● Source records
====================
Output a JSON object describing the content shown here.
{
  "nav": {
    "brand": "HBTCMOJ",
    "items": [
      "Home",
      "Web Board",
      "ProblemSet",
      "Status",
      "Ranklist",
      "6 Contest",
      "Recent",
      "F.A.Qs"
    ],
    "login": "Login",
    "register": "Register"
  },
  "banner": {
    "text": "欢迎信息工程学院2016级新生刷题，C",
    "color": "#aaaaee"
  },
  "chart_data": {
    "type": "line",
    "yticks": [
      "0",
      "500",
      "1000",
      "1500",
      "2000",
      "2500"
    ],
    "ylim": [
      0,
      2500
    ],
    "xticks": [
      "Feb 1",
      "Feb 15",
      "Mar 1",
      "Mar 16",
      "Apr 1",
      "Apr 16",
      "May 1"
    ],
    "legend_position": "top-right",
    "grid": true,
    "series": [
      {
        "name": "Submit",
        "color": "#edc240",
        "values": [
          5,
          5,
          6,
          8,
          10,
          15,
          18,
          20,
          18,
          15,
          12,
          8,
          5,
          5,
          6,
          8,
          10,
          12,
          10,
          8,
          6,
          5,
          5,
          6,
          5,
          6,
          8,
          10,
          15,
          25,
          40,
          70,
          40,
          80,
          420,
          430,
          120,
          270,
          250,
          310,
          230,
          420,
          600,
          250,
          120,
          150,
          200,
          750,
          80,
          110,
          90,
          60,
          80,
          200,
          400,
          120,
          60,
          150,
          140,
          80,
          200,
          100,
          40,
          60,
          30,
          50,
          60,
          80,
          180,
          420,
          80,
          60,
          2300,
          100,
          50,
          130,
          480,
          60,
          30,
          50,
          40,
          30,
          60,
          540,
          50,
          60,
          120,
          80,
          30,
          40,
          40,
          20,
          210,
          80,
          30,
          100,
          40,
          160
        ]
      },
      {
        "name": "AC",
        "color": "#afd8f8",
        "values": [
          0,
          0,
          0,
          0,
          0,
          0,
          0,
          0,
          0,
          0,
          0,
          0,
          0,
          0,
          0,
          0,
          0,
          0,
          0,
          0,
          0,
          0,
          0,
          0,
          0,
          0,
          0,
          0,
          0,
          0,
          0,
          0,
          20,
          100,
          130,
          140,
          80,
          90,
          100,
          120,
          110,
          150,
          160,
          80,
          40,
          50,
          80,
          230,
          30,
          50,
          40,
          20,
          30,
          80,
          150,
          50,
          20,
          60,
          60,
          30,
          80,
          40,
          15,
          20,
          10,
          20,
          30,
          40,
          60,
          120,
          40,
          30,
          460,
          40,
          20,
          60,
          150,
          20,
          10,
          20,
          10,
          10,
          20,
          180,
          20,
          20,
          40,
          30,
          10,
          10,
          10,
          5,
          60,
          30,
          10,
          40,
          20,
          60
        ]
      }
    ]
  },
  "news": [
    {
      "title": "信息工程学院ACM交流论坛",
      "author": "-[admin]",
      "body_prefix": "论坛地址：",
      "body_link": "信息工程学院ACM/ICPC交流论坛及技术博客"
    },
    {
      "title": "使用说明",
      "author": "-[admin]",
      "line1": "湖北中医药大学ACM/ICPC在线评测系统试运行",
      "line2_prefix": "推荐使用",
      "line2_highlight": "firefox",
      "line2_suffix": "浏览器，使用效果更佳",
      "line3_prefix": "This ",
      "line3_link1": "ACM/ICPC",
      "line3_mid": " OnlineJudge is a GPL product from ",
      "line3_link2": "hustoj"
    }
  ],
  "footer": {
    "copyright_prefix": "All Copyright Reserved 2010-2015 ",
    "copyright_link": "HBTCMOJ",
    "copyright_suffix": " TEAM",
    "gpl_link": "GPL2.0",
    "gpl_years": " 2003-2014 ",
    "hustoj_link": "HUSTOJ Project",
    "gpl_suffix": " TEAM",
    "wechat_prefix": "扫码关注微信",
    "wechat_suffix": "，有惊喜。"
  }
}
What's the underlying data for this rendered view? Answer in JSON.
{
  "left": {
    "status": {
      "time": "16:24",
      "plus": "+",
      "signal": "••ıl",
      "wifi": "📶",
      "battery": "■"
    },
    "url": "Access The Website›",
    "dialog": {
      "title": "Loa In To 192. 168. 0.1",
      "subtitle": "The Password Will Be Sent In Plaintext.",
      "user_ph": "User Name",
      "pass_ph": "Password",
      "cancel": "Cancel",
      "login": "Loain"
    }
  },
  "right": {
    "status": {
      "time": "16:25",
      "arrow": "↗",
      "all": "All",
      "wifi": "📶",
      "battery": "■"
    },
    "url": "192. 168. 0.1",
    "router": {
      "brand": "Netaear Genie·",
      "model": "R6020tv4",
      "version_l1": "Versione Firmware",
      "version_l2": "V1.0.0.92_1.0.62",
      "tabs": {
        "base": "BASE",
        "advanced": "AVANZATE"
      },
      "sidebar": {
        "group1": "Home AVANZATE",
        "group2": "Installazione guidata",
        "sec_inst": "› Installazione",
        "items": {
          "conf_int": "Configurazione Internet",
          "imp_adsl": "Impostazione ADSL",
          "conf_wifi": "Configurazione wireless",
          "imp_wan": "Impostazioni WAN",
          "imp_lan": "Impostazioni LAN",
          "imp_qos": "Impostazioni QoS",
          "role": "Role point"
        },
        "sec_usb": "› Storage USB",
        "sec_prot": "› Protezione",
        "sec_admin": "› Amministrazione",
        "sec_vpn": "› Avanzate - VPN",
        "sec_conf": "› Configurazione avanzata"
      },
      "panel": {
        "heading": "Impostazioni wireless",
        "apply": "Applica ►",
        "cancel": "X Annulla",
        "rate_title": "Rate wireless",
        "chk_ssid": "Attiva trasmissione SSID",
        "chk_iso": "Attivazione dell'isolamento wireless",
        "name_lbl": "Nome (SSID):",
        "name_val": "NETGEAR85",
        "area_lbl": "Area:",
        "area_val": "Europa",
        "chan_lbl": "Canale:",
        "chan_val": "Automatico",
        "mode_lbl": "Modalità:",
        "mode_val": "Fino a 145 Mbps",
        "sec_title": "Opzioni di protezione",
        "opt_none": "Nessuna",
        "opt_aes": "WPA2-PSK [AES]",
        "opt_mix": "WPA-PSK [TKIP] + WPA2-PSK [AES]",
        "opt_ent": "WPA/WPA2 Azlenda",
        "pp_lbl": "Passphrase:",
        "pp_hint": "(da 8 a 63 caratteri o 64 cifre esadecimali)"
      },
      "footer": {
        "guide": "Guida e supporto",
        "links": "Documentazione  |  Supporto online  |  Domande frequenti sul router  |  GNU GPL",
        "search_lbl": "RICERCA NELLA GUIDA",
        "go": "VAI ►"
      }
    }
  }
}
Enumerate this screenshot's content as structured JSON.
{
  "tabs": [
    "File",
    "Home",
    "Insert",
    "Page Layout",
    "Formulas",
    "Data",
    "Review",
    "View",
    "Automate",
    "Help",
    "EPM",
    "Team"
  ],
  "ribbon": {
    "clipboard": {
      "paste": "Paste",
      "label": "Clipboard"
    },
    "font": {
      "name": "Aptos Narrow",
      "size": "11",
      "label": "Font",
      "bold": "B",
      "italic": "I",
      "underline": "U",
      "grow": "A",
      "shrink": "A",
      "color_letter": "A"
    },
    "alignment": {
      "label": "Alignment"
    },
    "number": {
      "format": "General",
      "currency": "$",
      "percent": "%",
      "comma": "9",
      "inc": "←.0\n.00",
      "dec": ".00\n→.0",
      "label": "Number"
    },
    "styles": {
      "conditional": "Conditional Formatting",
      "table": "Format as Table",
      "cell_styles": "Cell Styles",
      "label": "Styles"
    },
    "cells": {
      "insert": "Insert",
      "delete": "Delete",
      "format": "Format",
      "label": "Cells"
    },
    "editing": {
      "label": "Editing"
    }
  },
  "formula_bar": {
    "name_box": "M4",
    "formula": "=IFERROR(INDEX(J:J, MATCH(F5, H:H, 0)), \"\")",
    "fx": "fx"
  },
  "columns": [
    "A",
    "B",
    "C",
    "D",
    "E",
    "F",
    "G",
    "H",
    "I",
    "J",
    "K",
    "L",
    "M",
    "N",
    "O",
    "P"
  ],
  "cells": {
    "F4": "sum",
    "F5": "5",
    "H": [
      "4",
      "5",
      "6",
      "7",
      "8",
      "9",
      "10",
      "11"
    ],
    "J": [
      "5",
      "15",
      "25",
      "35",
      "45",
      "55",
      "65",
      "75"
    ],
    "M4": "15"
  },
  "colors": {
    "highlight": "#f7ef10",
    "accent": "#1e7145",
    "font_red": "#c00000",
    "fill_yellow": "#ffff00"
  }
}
====================
● Problem
Copy every line of the records above that holds the word "Impostazioni".

● Solved exercise
          "imp_wan": "Impostazioni WAN",
          "imp_lan": "Impostazioni LAN",
          "imp_qos": "Impostazioni QoS",
        "heading": "Impostazioni wireless",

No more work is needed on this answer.